* BEGIN Record set *

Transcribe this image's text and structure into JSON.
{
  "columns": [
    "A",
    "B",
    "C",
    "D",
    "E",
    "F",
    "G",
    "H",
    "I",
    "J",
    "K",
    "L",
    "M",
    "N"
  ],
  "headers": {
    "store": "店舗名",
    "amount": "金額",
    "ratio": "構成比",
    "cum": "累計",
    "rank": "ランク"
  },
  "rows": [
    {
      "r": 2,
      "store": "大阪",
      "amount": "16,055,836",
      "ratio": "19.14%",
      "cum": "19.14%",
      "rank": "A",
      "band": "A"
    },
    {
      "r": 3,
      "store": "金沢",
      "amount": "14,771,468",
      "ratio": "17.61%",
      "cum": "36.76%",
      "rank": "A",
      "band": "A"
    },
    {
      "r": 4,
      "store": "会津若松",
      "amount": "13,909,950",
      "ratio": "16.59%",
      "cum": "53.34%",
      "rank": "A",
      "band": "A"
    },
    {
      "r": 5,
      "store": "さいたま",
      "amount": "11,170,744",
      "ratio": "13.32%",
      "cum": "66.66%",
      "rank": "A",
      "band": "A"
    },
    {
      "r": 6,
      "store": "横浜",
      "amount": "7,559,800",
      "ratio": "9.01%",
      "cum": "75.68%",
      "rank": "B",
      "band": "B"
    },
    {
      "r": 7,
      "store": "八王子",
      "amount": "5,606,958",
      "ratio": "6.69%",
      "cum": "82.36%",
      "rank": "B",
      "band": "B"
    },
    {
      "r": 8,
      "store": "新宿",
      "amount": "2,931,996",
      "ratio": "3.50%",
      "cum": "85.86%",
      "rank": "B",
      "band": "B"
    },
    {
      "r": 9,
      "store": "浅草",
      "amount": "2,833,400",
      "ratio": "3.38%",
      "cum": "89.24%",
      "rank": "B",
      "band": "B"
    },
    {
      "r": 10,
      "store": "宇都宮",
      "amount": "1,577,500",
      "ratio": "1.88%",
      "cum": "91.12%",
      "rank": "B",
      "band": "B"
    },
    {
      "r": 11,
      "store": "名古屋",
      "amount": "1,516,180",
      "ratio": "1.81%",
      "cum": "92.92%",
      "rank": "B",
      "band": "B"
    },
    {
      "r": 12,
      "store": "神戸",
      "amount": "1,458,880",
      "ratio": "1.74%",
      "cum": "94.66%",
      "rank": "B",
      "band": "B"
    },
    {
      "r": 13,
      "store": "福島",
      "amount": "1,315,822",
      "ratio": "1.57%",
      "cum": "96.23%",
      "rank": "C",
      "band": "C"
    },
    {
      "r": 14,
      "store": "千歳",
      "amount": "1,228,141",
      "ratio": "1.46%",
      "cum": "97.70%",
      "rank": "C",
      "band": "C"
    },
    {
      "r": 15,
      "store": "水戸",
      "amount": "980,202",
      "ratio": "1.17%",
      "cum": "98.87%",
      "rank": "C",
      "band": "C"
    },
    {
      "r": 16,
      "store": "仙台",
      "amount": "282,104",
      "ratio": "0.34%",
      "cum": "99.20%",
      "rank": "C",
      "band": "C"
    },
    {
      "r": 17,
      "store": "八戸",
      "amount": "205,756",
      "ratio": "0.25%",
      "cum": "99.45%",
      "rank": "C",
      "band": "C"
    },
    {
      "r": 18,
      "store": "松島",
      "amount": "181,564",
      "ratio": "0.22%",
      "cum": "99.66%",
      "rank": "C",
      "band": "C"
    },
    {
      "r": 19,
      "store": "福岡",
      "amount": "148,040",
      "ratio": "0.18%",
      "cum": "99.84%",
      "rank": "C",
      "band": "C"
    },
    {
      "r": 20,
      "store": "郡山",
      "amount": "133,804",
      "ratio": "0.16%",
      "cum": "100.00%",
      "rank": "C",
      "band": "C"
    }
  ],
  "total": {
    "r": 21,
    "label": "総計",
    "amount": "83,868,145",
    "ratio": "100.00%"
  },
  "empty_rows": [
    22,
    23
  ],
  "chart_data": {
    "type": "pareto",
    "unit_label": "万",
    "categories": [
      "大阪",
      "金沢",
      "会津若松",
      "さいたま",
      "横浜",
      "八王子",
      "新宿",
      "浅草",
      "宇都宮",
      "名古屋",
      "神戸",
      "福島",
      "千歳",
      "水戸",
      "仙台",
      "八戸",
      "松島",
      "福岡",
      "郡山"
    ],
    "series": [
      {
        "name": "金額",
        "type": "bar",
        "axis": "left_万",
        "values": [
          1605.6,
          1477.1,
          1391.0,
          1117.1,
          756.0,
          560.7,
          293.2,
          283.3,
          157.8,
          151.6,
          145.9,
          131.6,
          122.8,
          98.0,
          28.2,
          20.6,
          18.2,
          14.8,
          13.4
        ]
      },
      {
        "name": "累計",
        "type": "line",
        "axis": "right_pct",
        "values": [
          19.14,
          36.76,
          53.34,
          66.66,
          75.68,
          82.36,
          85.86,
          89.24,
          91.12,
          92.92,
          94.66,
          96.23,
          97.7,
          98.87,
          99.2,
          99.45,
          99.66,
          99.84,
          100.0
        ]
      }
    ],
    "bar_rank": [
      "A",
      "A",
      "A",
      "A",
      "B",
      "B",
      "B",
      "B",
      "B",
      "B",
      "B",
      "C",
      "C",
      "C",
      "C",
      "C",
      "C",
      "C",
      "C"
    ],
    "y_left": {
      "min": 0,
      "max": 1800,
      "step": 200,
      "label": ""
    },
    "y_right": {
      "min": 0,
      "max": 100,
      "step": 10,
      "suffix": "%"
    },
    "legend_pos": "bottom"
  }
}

* END Record set *

• Brief
Write out the entries in full, exactly as given.

• Reply to the task
Transcribe this image's text and structure into JSON.
{
  "columns": [
    "A",
    "B",
    "C",
    "D",
    "E",
    "F",
    "G",
    "H",
    "I",
    "J",
    "K",
    "L",
    "M",
    "N"
  ],
  "headers": {
    "store": "店舗名",
    "amount": "金額",
    "ratio": "構成比",
    "cum": "累計",
    "rank": "ランク"
  },
  "rows": [
    {
      "r": 2,
      "store": "大阪",
      "amount": "16,055,836",
      "ratio": "19.14%",
      "cum": "19.14%",
      "rank": "A",
      "band": "A"
    },
    {
      "r": 3,
      "store": "金沢",
      "amount": "14,771,468",
      "ratio": "17.61%",
      "cum": "36.76%",
      "rank": "A",
      "band": "A"
    },
    {
      "r": 4,
      "store": "会津若松",
      "amount": "13,909,950",
      "ratio": "16.59%",
      "cum": "53.34%",
      "rank": "A",
      "band": "A"
    },
    {
      "r": 5,
      "store": "さいたま",
      "amount": "11,170,744",
      "ratio": "13.32%",
      "cum": "66.66%",
      "rank": "A",
      "band": "A"
    },
    {
      "r": 6,
      "store": "横浜",
      "amount": "7,559,800",
      "ratio": "9.01%",
      "cum": "75.68%",
      "rank": "B",
      "band": "B"
    },
    {
      "r": 7,
      "store": "八王子",
      "amount": "5,606,958",
      "ratio": "6.69%",
      "cum": "82.36%",
      "rank": "B",
      "band": "B"
    },
    {
      "r": 8,
      "store": "新宿",
      "amount": "2,931,996",
      "ratio": "3.50%",
      "cum": "85.86%",
      "rank": "B",
      "band": "B"
    },
    {
      "r": 9,
      "store": "浅草",
      "amount": "2,833,400",
      "ratio": "3.38%",
      "cum": "89.24%",
      "rank": "B",
      "band": "B"
    },
    {
      "r": 10,
      "store": "宇都宮",
      "amount": "1,577,500",
      "ratio": "1.88%",
      "cum": "91.12%",
      "rank": "B",
      "band": "B"
    },
    {
      "r": 11,
      "store": "名古屋",
      "amount": "1,516,180",
      "ratio": "1.81%",
      "cum": "92.92%",
      "rank": "B",
      "band": "B"
    },
    {
      "r": 12,
      "store": "神戸",
      "amount": "1,458,880",
      "ratio": "1.74%",
      "cum": "94.66%",
      "rank": "B",
      "band": "B"
    },
    {
      "r": 13,
      "store": "福島",
      "amount": "1,315,822",
      "ratio": "1.57%",
      "cum": "96.23%",
      "rank": "C",
      "band": "C"
    },
    {
      "r": 14,
      "store": "千歳",
      "amount": "1,228,141",
      "ratio": "1.46%",
      "cum": "97.70%",
      "rank": "C",
      "band": "C"
    },
    {
      "r": 15,
      "store": "水戸",
      "amount": "980,202",
      "ratio": "1.17%",
      "cum": "98.87%",
      "rank": "C",
      "band": "C"
    },
    {
      "r": 16,
      "store": "仙台",
      "amount": "282,104",
      "ratio": "0.34%",
      "cum": "99.20%",
      "rank": "C",
      "band": "C"
    },
    {
      "r": 17,
      "store": "八戸",
      "amount": "205,756",
      "ratio": "0.25%",
      "cum": "99.45%",
      "rank": "C",
      "band": "C"
    },
    {
      "r": 18,
      "store": "松島",
      "amount": "181,564",
      "ratio": "0.22%",
      "cum": "99.66%",
      "rank": "C",
      "band": "C"
    },
    {
      "r": 19,
      "store": "福岡",
      "amount": "148,040",
      "ratio": "0.18%",
      "cum": "99.84%",
      "rank": "C",
      "band": "C"
    },
    {
      "r": 20,
      "store": "郡山",
      "amount": "133,804",
      "ratio": "0.16%",
      "cum": "100.00%",
      "rank": "C",
      "band": "C"
    }
  ],
  "total": {
    "r": 21,
    "label": "総計",
    "amount": "83,868,145",
    "ratio": "100.00%"
  },
  "empty_rows": [
    22,
    23
  ],
  "chart_data": {
    "type": "pareto",
    "unit_label": "万",
    "categories": [
      "大阪",
      "金沢",
      "会津若松",
      "さいたま",
      "横浜",
      "八王子",
      "新宿",
      "浅草",
      "宇都宮",
      "名古屋",
      "神戸",
      "福島",
      "千歳",
      "水戸",
      "仙台",
      "八戸",
      "松島",
      "福岡",
      "郡山"
    ],
    "series": [
      {
        "name": "金額",
        "type": "bar",
        "axis": "left_万",
        "values": [
          1605.6,
          1477.1,
          1391.0,
          1117.1,
          756.0,
          560.7,
          293.2,
          283.3,
          157.8,
          151.6,
          145.9,
          131.6,
          122.8,
          98.0,
          28.2,
          20.6,
          18.2,
          14.8,
          13.4
        ]
      },
      {
        "name": "累計",
        "type": "line",
        "axis": "right_pct",
        "values": [
          19.14,
          36.76,
          53.34,
          66.66,
          75.68,
          82.36,
          85.86,
          89.24,
          91.12,
          92.92,
          94.66,
          96.23,
          97.7,
          98.87,
          99.2,
          99.45,
          99.66,
          99.84,
          100.0
        ]
      }
    ],
    "bar_rank": [
      "A",
      "A",
      "A",
      "A",
      "B",
      "B",
      "B",
      "B",
      "B",
      "B",
      "B",
      "C",
      "C",
      "C",
      "C",
      "C",
      "C",
      "C",
      "C"
    ],
    "y_left": {
      "min": 0,
      "max": 1800,
      "step": 200,
      "label": ""
    },
    "y_right": {
      "min": 0,
      "max": 100,
      "step": 10,
      "suffix": "%"
    },
    "legend_pos": "bottom"
  }
}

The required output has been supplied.